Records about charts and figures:
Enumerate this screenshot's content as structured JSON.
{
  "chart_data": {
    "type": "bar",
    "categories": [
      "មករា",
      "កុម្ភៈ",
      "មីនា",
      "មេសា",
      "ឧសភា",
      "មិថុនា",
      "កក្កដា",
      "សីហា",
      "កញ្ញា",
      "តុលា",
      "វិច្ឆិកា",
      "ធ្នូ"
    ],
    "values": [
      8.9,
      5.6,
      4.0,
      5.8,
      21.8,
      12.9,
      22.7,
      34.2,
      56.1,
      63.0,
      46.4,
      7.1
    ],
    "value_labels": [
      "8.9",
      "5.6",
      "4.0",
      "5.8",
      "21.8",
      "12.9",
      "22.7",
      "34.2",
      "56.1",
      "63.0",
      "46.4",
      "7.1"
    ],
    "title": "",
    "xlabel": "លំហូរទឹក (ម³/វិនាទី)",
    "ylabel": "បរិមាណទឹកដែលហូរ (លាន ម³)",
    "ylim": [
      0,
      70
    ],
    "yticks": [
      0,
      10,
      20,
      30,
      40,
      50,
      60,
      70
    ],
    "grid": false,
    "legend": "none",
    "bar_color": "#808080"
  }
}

...

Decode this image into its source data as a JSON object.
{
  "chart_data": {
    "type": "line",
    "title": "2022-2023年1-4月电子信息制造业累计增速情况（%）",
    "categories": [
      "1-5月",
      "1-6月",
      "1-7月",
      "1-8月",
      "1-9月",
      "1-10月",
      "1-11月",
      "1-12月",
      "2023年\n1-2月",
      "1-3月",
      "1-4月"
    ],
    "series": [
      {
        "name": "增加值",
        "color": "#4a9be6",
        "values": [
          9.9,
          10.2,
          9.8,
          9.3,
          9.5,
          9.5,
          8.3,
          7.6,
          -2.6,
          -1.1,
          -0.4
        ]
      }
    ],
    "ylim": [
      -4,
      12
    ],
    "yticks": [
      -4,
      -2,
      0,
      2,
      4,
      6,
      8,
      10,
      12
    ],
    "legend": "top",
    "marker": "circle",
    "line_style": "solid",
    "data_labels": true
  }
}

REQUIRED WORK: Wherever "this" shows up in a line, copy that line.

THE RESULT:
Enumerate this screenshot's content as structured JSON.
Decode this image into its source data as a JSON object.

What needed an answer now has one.